Identify and copy all lines of the material where the string "General" is found.
=====
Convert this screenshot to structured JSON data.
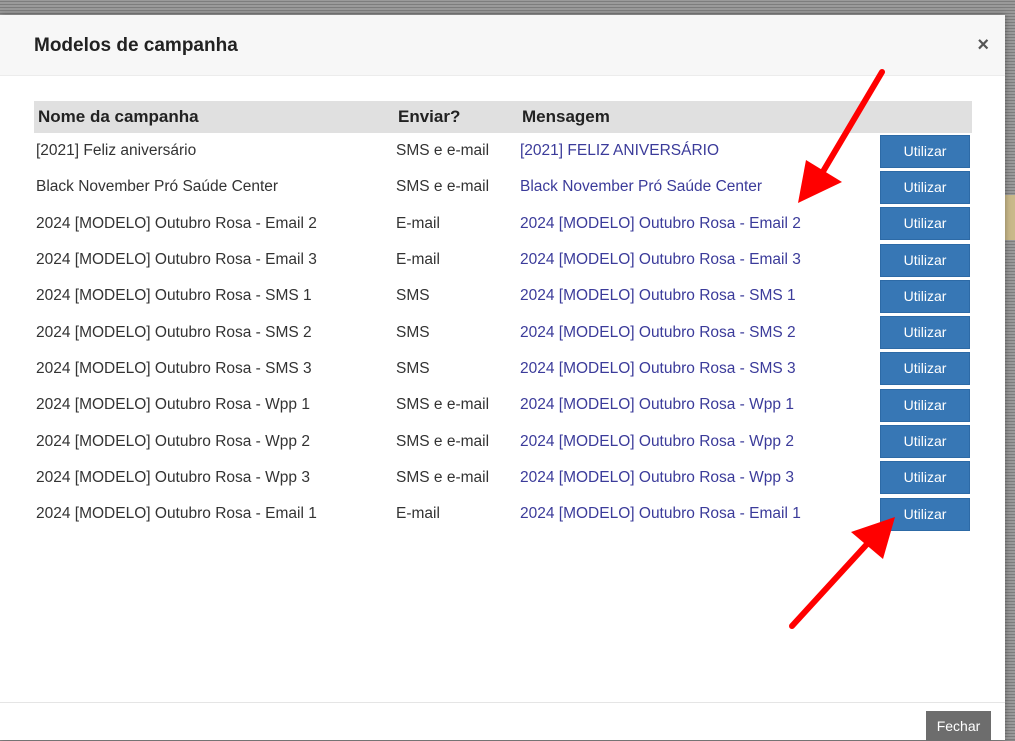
{
  "modal": {
    "title": "Modelos de campanha",
    "close_icon": "×",
    "footer_close_label": "Fechar"
  },
  "table": {
    "headers": [
      "Nome da campanha",
      "Enviar?",
      "Mensagem",
      ""
    ],
    "rows": [
      {
        "name": "[2021] Feliz aniversário",
        "send": "SMS e e-mail",
        "message": "[2021] FELIZ ANIVERSÁRIO",
        "action": "Utilizar"
      },
      {
        "name": "Black November Pró Saúde Center",
        "send": "SMS e e-mail",
        "message": "Black November Pró Saúde Center",
        "action": "Utilizar"
      },
      {
        "name": "2024 [MODELO] Outubro Rosa - Email 2",
        "send": "E-mail",
        "message": "2024 [MODELO] Outubro Rosa - Email 2",
        "action": "Utilizar"
      },
      {
        "name": "2024 [MODELO] Outubro Rosa - Email 3",
        "send": "E-mail",
        "message": "2024 [MODELO] Outubro Rosa - Email 3",
        "action": "Utilizar"
      },
      {
        "name": "2024 [MODELO] Outubro Rosa - SMS 1",
        "send": "SMS",
        "message": "2024 [MODELO] Outubro Rosa - SMS 1",
        "action": "Utilizar"
      },
      {
        "name": "2024 [MODELO] Outubro Rosa - SMS 2",
        "send": "SMS",
        "message": "2024 [MODELO] Outubro Rosa - SMS 2",
        "action": "Utilizar"
      },
      {
        "name": "2024 [MODELO] Outubro Rosa - SMS 3",
        "send": "SMS",
        "message": "2024 [MODELO] Outubro Rosa - SMS 3",
        "action": "Utilizar"
      },
      {
        "name": "2024 [MODELO] Outubro Rosa - Wpp 1",
        "send": "SMS e e-mail",
        "message": "2024 [MODELO] Outubro Rosa - Wpp 1",
        "action": "Utilizar"
      },
      {
        "name": "2024 [MODELO] Outubro Rosa - Wpp 2",
        "send": "SMS e e-mail",
        "message": "2024 [MODELO] Outubro Rosa - Wpp 2",
        "action": "Utilizar"
      },
      {
        "name": "2024 [MODELO] Outubro Rosa - Wpp 3",
        "send": "SMS e e-mail",
        "message": "2024 [MODELO] Outubro Rosa - Wpp 3",
        "action": "Utilizar"
      },
      {
        "name": "2024 [MODELO] Outubro Rosa - Email 1",
        "send": "E-mail",
        "message": "2024 [MODELO] Outubro Rosa - Email 1",
        "action": "Utilizar"
      }
    ]
  },
  "annotations": {
    "arrow_color": "#ff0000",
    "arrow_icons": [
      "arrow-pointing-to-email-2-icon",
      "arrow-pointing-to-email-1-button-icon"
    ]
  },
  "colors": {
    "primary_button": "#3777b5",
    "close_button": "#6d6d6d",
    "link_text": "#3b3b9a"
  }
}
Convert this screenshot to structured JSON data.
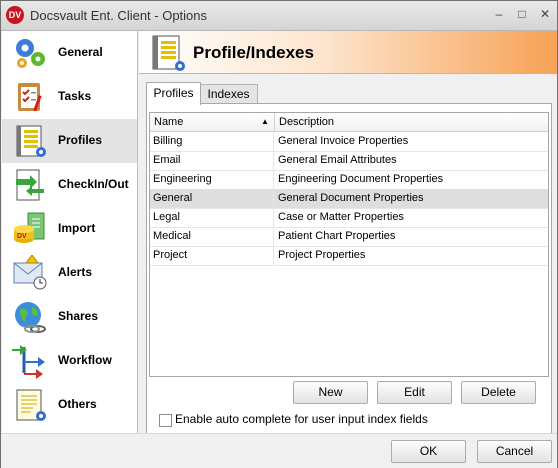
{
  "window": {
    "title": "Docsvault Ent. Client - Options",
    "app_icon_text": "DV",
    "minimize": "–",
    "maximize": "□",
    "close": "✕"
  },
  "sidebar": {
    "items": [
      {
        "label": "General",
        "icon": "gears-icon"
      },
      {
        "label": "Tasks",
        "icon": "clipboard-checklist-icon"
      },
      {
        "label": "Profiles",
        "icon": "profile-document-icon",
        "selected": true
      },
      {
        "label": "CheckIn/Out",
        "icon": "checkin-checkout-icon"
      },
      {
        "label": "Import",
        "icon": "import-icon"
      },
      {
        "label": "Alerts",
        "icon": "alert-envelope-icon"
      },
      {
        "label": "Shares",
        "icon": "globe-share-icon"
      },
      {
        "label": "Workflow",
        "icon": "workflow-arrows-icon"
      },
      {
        "label": "Others",
        "icon": "document-gear-icon"
      }
    ]
  },
  "header": {
    "title": "Profile/Indexes",
    "icon": "profile-document-icon"
  },
  "tabs": [
    {
      "label": "Profiles",
      "active": true
    },
    {
      "label": "Indexes",
      "active": false
    }
  ],
  "grid": {
    "columns": [
      "Name",
      "Description"
    ],
    "sort_column": "Name",
    "sort_direction": "ascending",
    "rows": [
      {
        "name": "Billing",
        "description": "General Invoice Properties"
      },
      {
        "name": "Email",
        "description": "General Email Attributes"
      },
      {
        "name": "Engineering",
        "description": "Engineering Document Properties"
      },
      {
        "name": "General",
        "description": "General Document Properties",
        "selected": true
      },
      {
        "name": "Legal",
        "description": "Case or Matter Properties"
      },
      {
        "name": "Medical",
        "description": "Patient Chart Properties"
      },
      {
        "name": "Project",
        "description": "Project Properties"
      }
    ]
  },
  "buttons": {
    "new": "New",
    "edit": "Edit",
    "delete": "Delete"
  },
  "autocomplete": {
    "label": "Enable auto complete for user input index fields",
    "checked": false
  },
  "footer": {
    "ok": "OK",
    "cancel": "Cancel"
  },
  "colors": {
    "header_gradient_end": "#f7a155",
    "selected_row": "#dedede",
    "app_icon": "#c8161d"
  }
}
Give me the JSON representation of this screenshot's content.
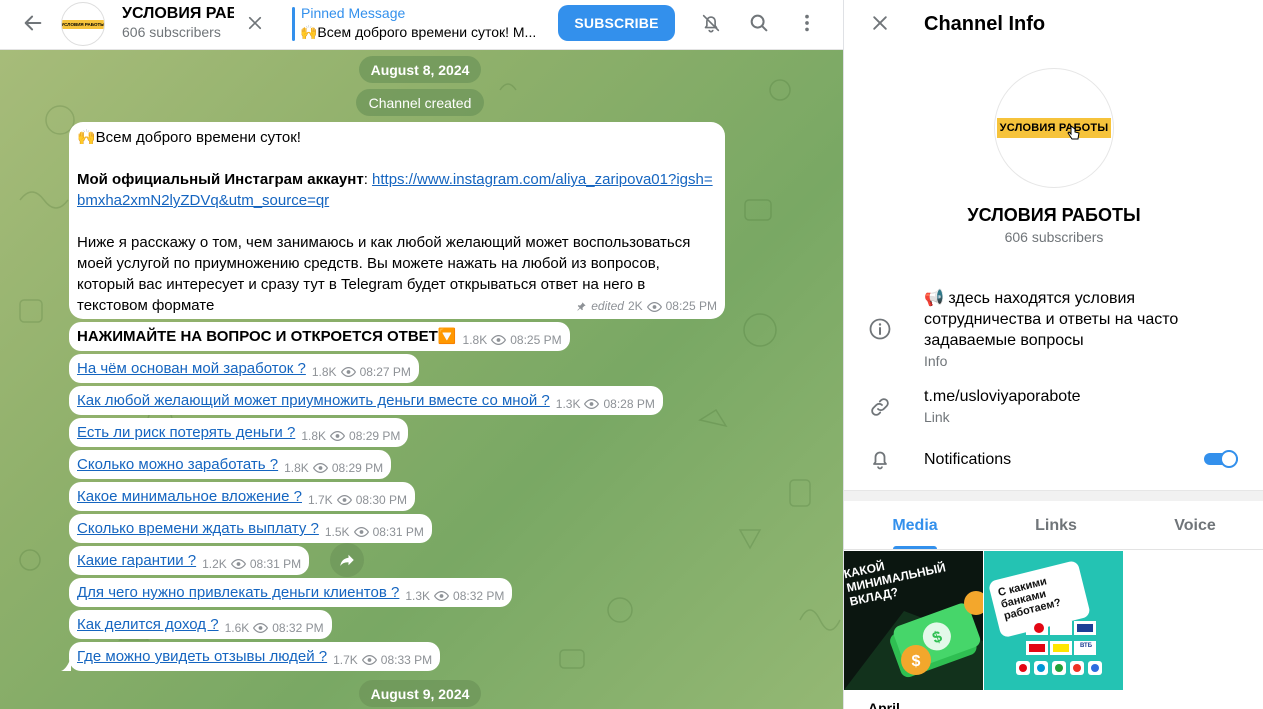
=====
**FINISHED ANSWER**
        "label": "General",
        "description": "General Invoice Properties"
        "description": "General Email Attributes"
        "name": "General",
        "description": "General Document Properties",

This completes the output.